> Task brief: Update the entries from the beginning through the line containing "The case body 42 is at (120, 362)." by replacing "synthetic-resin" with "plastic" and leaving everything else unchanged. Return only those lines, without the pictures.

> Information given:
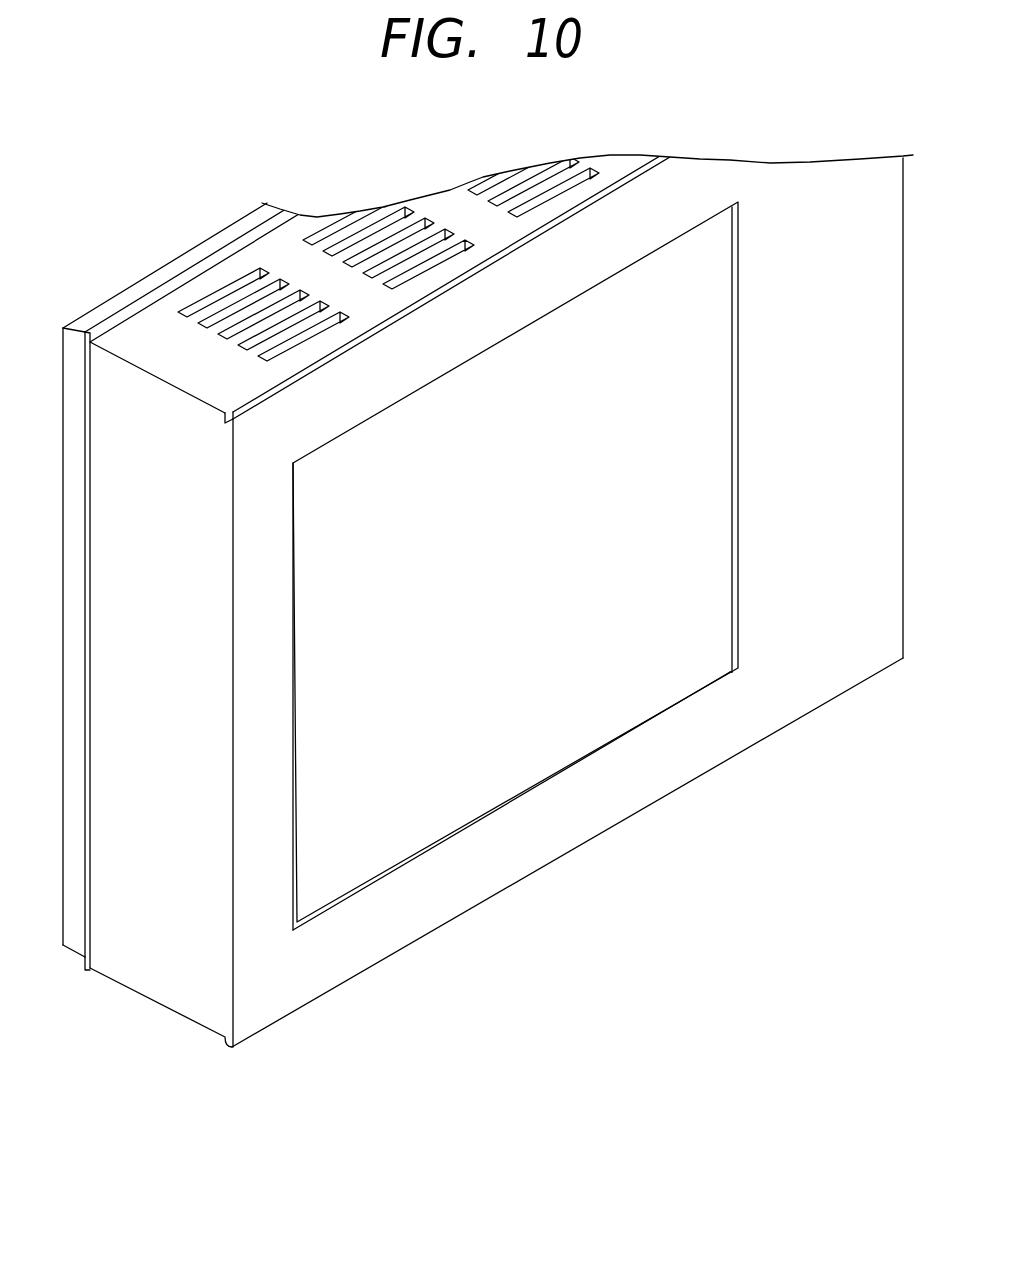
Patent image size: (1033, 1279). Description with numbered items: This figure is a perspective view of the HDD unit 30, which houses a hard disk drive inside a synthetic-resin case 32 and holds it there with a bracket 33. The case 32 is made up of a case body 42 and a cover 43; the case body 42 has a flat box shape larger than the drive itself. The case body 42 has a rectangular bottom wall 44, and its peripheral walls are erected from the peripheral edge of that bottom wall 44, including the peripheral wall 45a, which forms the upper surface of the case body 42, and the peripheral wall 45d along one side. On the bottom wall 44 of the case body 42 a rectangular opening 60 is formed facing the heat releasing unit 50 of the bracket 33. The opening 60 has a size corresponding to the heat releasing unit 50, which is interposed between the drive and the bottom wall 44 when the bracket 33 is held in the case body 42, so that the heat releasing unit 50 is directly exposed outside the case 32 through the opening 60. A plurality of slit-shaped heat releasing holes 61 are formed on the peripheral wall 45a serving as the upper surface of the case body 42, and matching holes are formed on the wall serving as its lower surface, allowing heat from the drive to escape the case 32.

The HDD unit 30 is at (740, 152).
The case 32 is at (148, 243).
The bracket 33 is at (305, 661).
The case body 42 is at (120, 362).
The cover 43 is at (84, 322).
The bottom wall 44 is at (856, 673).
The peripheral wall 45a is at (497, 236).
The peripheral wall 45d is at (150, 982).
The heat releasing unit 50 is at (718, 440).
The opening 60 is at (727, 648).
The heat releasing holes 61 is at (304, 291).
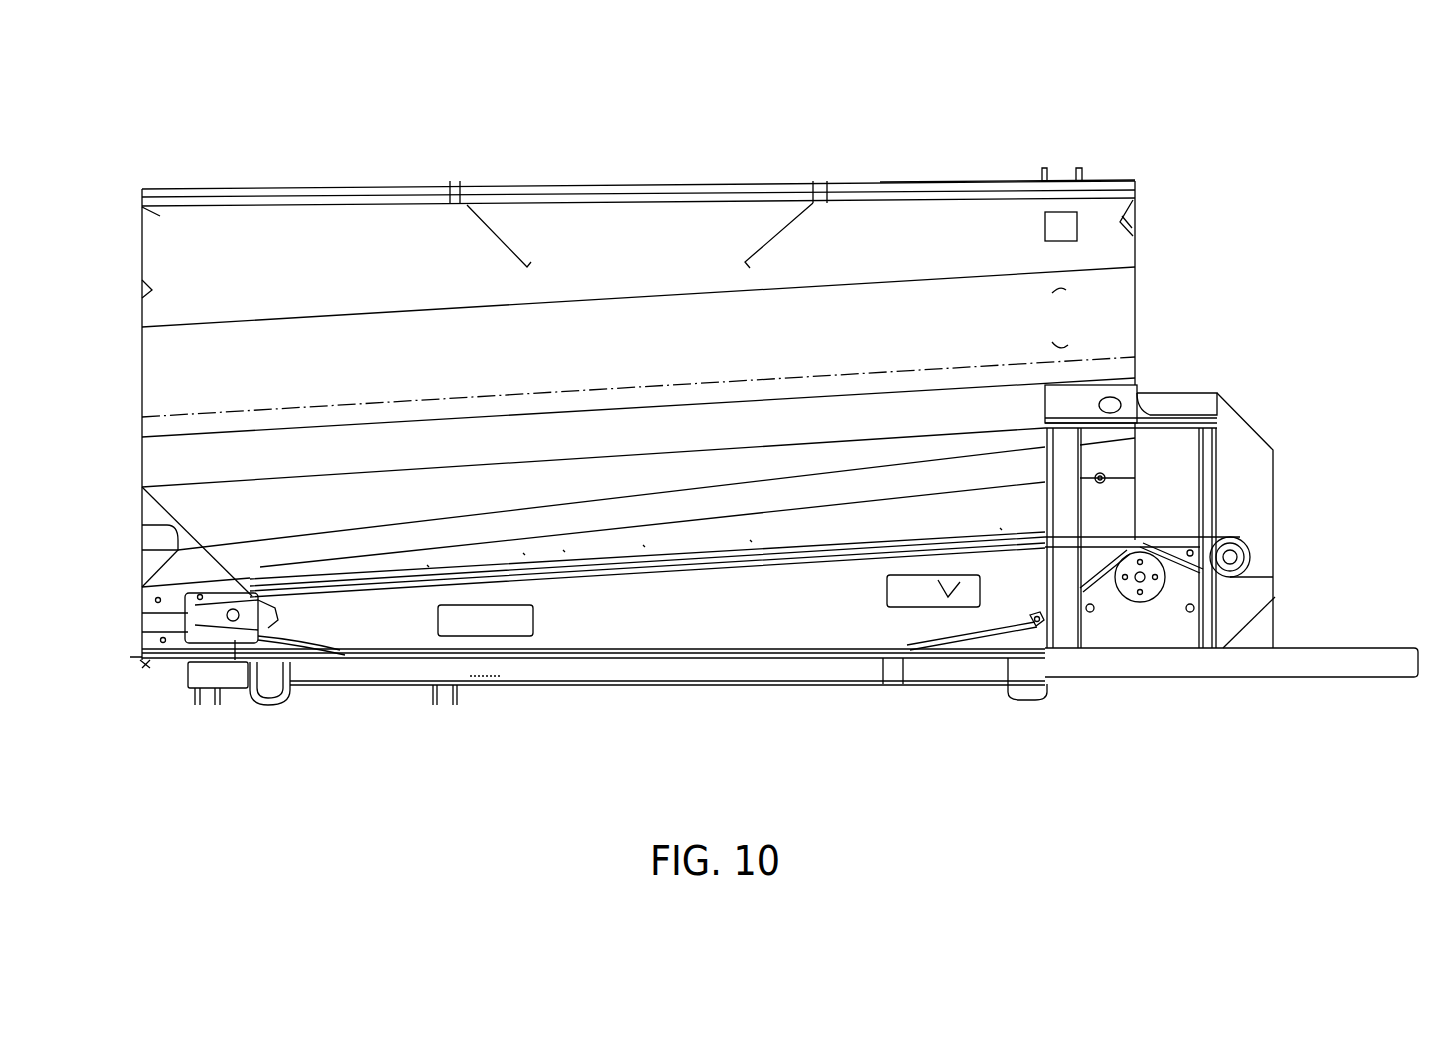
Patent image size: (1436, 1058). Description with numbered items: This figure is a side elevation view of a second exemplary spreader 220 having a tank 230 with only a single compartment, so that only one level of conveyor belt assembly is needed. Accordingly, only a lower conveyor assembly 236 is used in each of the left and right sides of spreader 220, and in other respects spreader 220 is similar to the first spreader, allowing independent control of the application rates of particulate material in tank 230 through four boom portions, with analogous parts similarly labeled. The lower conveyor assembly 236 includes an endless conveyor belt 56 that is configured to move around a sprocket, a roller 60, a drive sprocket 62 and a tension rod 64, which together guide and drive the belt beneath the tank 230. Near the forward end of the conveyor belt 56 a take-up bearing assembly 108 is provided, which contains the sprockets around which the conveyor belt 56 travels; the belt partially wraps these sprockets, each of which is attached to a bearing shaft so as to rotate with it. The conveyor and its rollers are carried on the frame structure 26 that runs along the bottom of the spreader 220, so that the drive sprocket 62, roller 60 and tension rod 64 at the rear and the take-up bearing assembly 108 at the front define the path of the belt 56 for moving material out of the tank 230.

The spreader 220 is at (809, 90).
The tank 230 is at (915, 227).
The endless conveyor belt 56 is at (1172, 537).
The lower conveyor assembly 236 is at (1242, 538).
The roller 60 is at (1250, 555).
The drive sprocket 62 is at (1152, 595).
The tension rod 64 is at (1027, 635).
The frame rail 26 is at (800, 668).
The take-up bearing assembly 108 is at (238, 670).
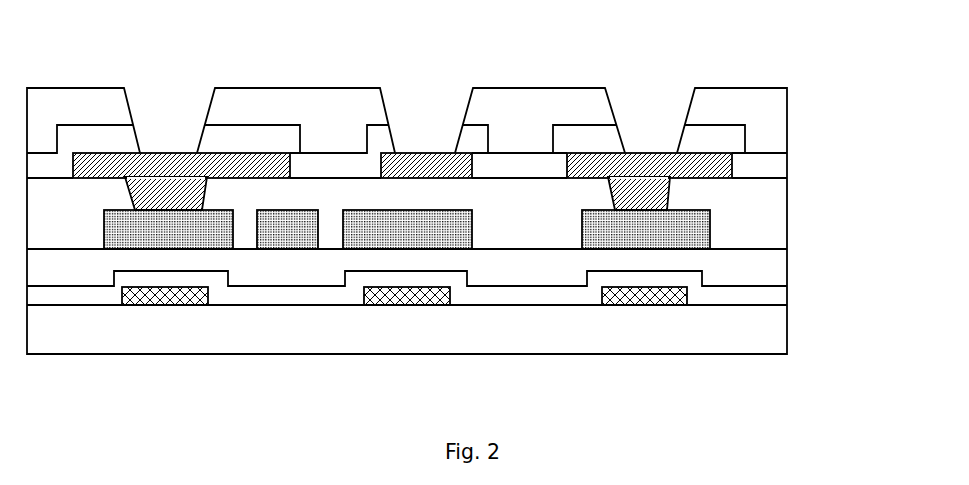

> Solution to this exercise:
Patent image size: (1033, 1279). Description with numbered items: This figure is a perspective view of the HDD unit 30, which houses a hard disk drive inside a plastic case 32 and holds it there with a bracket 33. The case 32 is made up of a case body 42 and a cover 43; the case body 42 has a flat box shape larger than the drive itself. The case body 42 has a rectangular bottom wall 44, and its peripheral walls are erected from the peripheral edge of that bottom wall 44, including the peripheral wall 45a, which forms the upper surface of the case body 42, and the peripheral wall 45d along one side. On the bottom wall 44 of the case body 42 a rectangular opening 60 is formed facing the heat releasing unit 50 of the bracket 33. The opening 60 has a size corresponding to the heat releasing unit 50, which is interposed between the drive and the bottom wall 44 when the bracket 33 is held in the case body 42, so that the heat releasing unit 50 is directly exposed outside the case 32 through the opening 60. A plurality of slit-shaped heat releasing holes 61 are formed on the peripheral wall 45a serving as the upper surface of the case body 42, and matching holes are formed on the wall serving as its lower surface, allowing heat from the drive to escape the case 32.

The HDD unit 30 is at (740, 152).
The case 32 is at (148, 243).
The bracket 33 is at (305, 661).
The case body 42 is at (120, 362).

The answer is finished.